[Stored records]
============

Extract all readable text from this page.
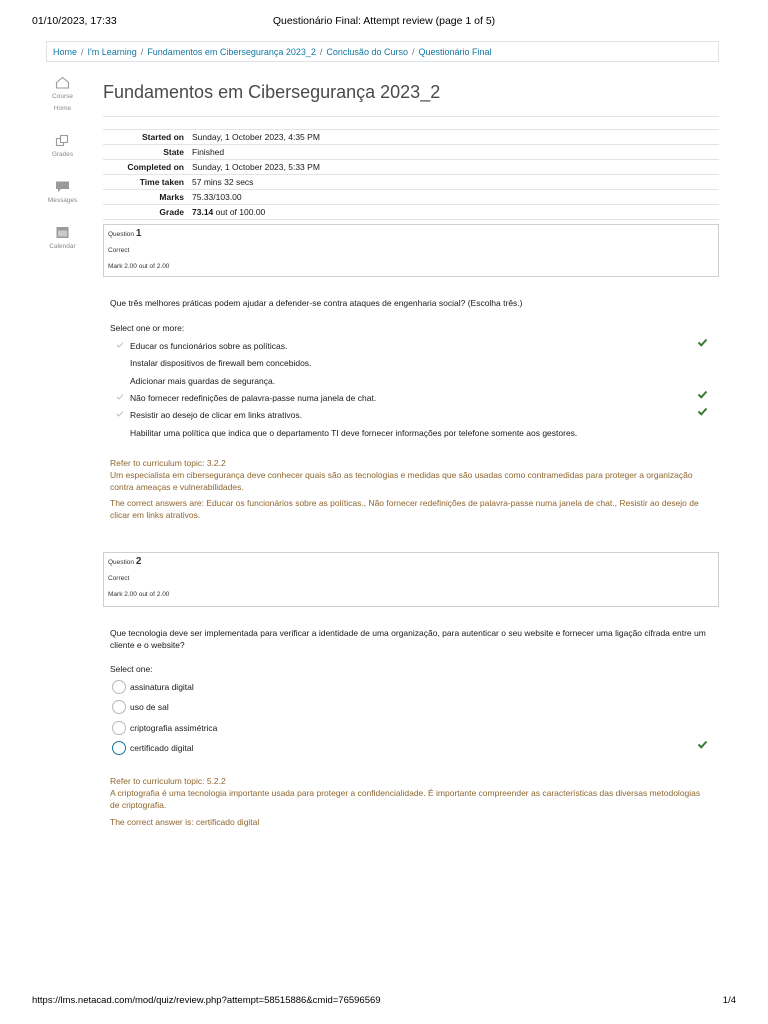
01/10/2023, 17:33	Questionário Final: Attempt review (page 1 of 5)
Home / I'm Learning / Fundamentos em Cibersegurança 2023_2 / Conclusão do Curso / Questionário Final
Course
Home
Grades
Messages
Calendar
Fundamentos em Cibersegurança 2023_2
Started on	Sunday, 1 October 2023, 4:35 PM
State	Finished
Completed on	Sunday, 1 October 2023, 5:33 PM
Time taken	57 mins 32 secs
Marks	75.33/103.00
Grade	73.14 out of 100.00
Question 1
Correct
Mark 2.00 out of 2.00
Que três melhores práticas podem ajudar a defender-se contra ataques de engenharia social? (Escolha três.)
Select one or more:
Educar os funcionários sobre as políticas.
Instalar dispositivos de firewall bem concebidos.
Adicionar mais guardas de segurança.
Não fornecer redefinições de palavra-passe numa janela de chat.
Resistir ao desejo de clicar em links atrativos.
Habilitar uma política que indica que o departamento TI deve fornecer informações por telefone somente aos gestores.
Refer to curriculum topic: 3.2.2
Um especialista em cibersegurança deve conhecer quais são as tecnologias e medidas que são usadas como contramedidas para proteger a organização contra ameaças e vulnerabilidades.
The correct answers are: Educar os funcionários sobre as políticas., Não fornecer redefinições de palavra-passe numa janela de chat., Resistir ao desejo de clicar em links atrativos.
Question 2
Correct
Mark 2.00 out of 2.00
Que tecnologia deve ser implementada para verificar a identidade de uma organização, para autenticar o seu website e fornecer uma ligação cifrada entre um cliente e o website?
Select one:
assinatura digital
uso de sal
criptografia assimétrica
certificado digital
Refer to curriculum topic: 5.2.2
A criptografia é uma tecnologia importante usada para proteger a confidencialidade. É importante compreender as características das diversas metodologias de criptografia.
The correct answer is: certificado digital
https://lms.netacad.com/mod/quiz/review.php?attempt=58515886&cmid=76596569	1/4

============

In the entries above, how many lines hold the word "certificado"? State the number and nothing else.

2